RECORDS PROVIDED:
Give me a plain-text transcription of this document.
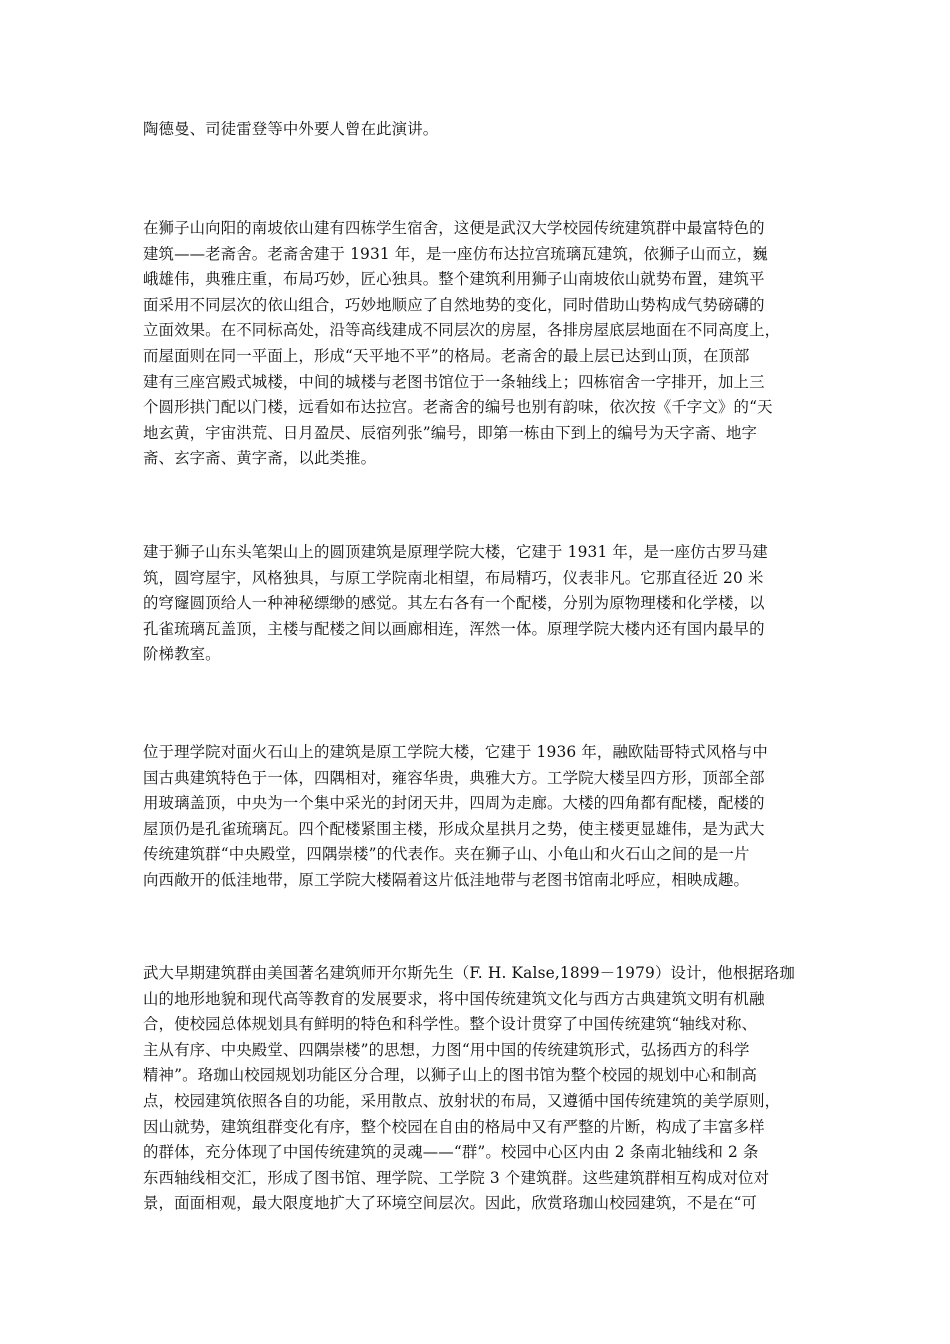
陶德曼、司徒雷登等中外要人曾在此演讲。

在狮子山向阳的南坡依山建有四栋学生宿舍，这便是武汉大学校园传统建筑群中最富特色的
建筑——老斋舍。老斋舍建于 1931 年，是一座仿布达拉宫琉璃瓦建筑，依狮子山而立，巍
峨雄伟，典雅庄重，布局巧妙，匠心独具。整个建筑利用狮子山南坡依山就势布置，建筑平
面采用不同层次的依山组合，巧妙地顺应了自然地势的变化，同时借助山势构成气势磅礴的
立面效果。在不同标高处，沿等高线建成不同层次的房屋，各排房屋底层地面在不同高度上，
而屋面则在同一平面上，形成“天平地不平”的格局。老斋舍的最上层已达到山顶，在顶部
建有三座宫殿式城楼，中间的城楼与老图书馆位于一条轴线上；四栋宿舍一字排开，加上三
个圆形拱门配以门楼，远看如布达拉宫。老斋舍的编号也别有韵味，依次按《千字文》的“天
地玄黄，宇宙洪荒、日月盈昃、辰宿列张”编号，即第一栋由下到上的编号为天字斋、地字
斋、玄字斋、黄字斋，以此类推。

建于狮子山东头笔架山上的圆顶建筑是原理学院大楼，它建于 1931 年，是一座仿古罗马建
筑，圆穹屋宇，风格独具，与原工学院南北相望，布局精巧，仪表非凡。它那直径近 20 米
的穹窿圆顶给人一种神秘缥缈的感觉。其左右各有一个配楼，分别为原物理楼和化学楼，以
孔雀琉璃瓦盖顶，主楼与配楼之间以画廊相连，浑然一体。原理学院大楼内还有国内最早的
阶梯教室。

位于理学院对面火石山上的建筑是原工学院大楼，它建于 1936 年，融欧陆哥特式风格与中
国古典建筑特色于一体，四隅相对，雍容华贵，典雅大方。工学院大楼呈四方形，顶部全部
用玻璃盖顶，中央为一个集中采光的封闭天井，四周为走廊。大楼的四角都有配楼，配楼的
屋顶仍是孔雀琉璃瓦。四个配楼紧围主楼，形成众星拱月之势，使主楼更显雄伟，是为武大
传统建筑群“中央殿堂，四隅崇楼”的代表作。夹在狮子山、小龟山和火石山之间的是一片
向西敞开的低洼地带，原工学院大楼隔着这片低洼地带与老图书馆南北呼应，相映成趣。

武大早期建筑群由美国著名建筑师开尔斯先生（F. H. Kalse,1899－1979）设计，他根据珞珈
山的地形地貌和现代高等教育的发展要求，将中国传统建筑文化与西方古典建筑文明有机融
合，使校园总体规划具有鲜明的特色和科学性。整个设计贯穿了中国传统建筑“轴线对称、
主从有序、中央殿堂、四隅崇楼”的思想，力图“用中国的传统建筑形式，弘扬西方的科学
精神”。珞珈山校园规划功能区分合理，以狮子山上的图书馆为整个校园的规划中心和制高
点，校园建筑依照各自的功能，采用散点、放射状的布局，又遵循中国传统建筑的美学原则，
因山就势，建筑组群变化有序，整个校园在自由的格局中又有严整的片断，构成了丰富多样
的群体，充分体现了中国传统建筑的灵魂——“群”。校园中心区内由 2 条南北轴线和 2 条
东西轴线相交汇，形成了图书馆、理学院、工学院 3 个建筑群。这些建筑群相互构成对位对
景，面面相观，最大限度地扩大了环境空间层次。因此，欣赏珞珈山校园建筑，不是在“可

YOUR OBJECTIVE: Print all of the entries word for word. Omit the pictures they contain.

EXERCISE OUTPUT:
Give me a plain-text transcription of this document.
陶德曼、司徒雷登等中外要人曾在此演讲。

在狮子山向阳的南坡依山建有四栋学生宿舍，这便是武汉大学校园传统建筑群中最富特色的
建筑——老斋舍。老斋舍建于 1931 年，是一座仿布达拉宫琉璃瓦建筑，依狮子山而立，巍
峨雄伟，典雅庄重，布局巧妙，匠心独具。整个建筑利用狮子山南坡依山就势布置，建筑平
面采用不同层次的依山组合，巧妙地顺应了自然地势的变化，同时借助山势构成气势磅礴的
立面效果。在不同标高处，沿等高线建成不同层次的房屋，各排房屋底层地面在不同高度上，
而屋面则在同一平面上，形成“天平地不平”的格局。老斋舍的最上层已达到山顶，在顶部
建有三座宫殿式城楼，中间的城楼与老图书馆位于一条轴线上；四栋宿舍一字排开，加上三
个圆形拱门配以门楼，远看如布达拉宫。老斋舍的编号也别有韵味，依次按《千字文》的“天
地玄黄，宇宙洪荒、日月盈昃、辰宿列张”编号，即第一栋由下到上的编号为天字斋、地字
斋、玄字斋、黄字斋，以此类推。

建于狮子山东头笔架山上的圆顶建筑是原理学院大楼，它建于 1931 年，是一座仿古罗马建
筑，圆穹屋宇，风格独具，与原工学院南北相望，布局精巧，仪表非凡。它那直径近 20 米
的穹窿圆顶给人一种神秘缥缈的感觉。其左右各有一个配楼，分别为原物理楼和化学楼，以
孔雀琉璃瓦盖顶，主楼与配楼之间以画廊相连，浑然一体。原理学院大楼内还有国内最早的
阶梯教室。

位于理学院对面火石山上的建筑是原工学院大楼，它建于 1936 年，融欧陆哥特式风格与中
国古典建筑特色于一体，四隅相对，雍容华贵，典雅大方。工学院大楼呈四方形，顶部全部
用玻璃盖顶，中央为一个集中采光的封闭天井，四周为走廊。大楼的四角都有配楼，配楼的
屋顶仍是孔雀琉璃瓦。四个配楼紧围主楼，形成众星拱月之势，使主楼更显雄伟，是为武大
传统建筑群“中央殿堂，四隅崇楼”的代表作。夹在狮子山、小龟山和火石山之间的是一片
向西敞开的低洼地带，原工学院大楼隔着这片低洼地带与老图书馆南北呼应，相映成趣。

武大早期建筑群由美国著名建筑师开尔斯先生（F. H. Kalse,1899－1979）设计，他根据珞珈
山的地形地貌和现代高等教育的发展要求，将中国传统建筑文化与西方古典建筑文明有机融
合，使校园总体规划具有鲜明的特色和科学性。整个设计贯穿了中国传统建筑“轴线对称、
主从有序、中央殿堂、四隅崇楼”的思想，力图“用中国的传统建筑形式，弘扬西方的科学
精神”。珞珈山校园规划功能区分合理，以狮子山上的图书馆为整个校园的规划中心和制高
点，校园建筑依照各自的功能，采用散点、放射状的布局，又遵循中国传统建筑的美学原则，
因山就势，建筑组群变化有序，整个校园在自由的格局中又有严整的片断，构成了丰富多样
的群体，充分体现了中国传统建筑的灵魂——“群”。校园中心区内由 2 条南北轴线和 2 条
东西轴线相交汇，形成了图书馆、理学院、工学院 3 个建筑群。这些建筑群相互构成对位对
景，面面相观，最大限度地扩大了环境空间层次。因此，欣赏珞珈山校园建筑，不是在“可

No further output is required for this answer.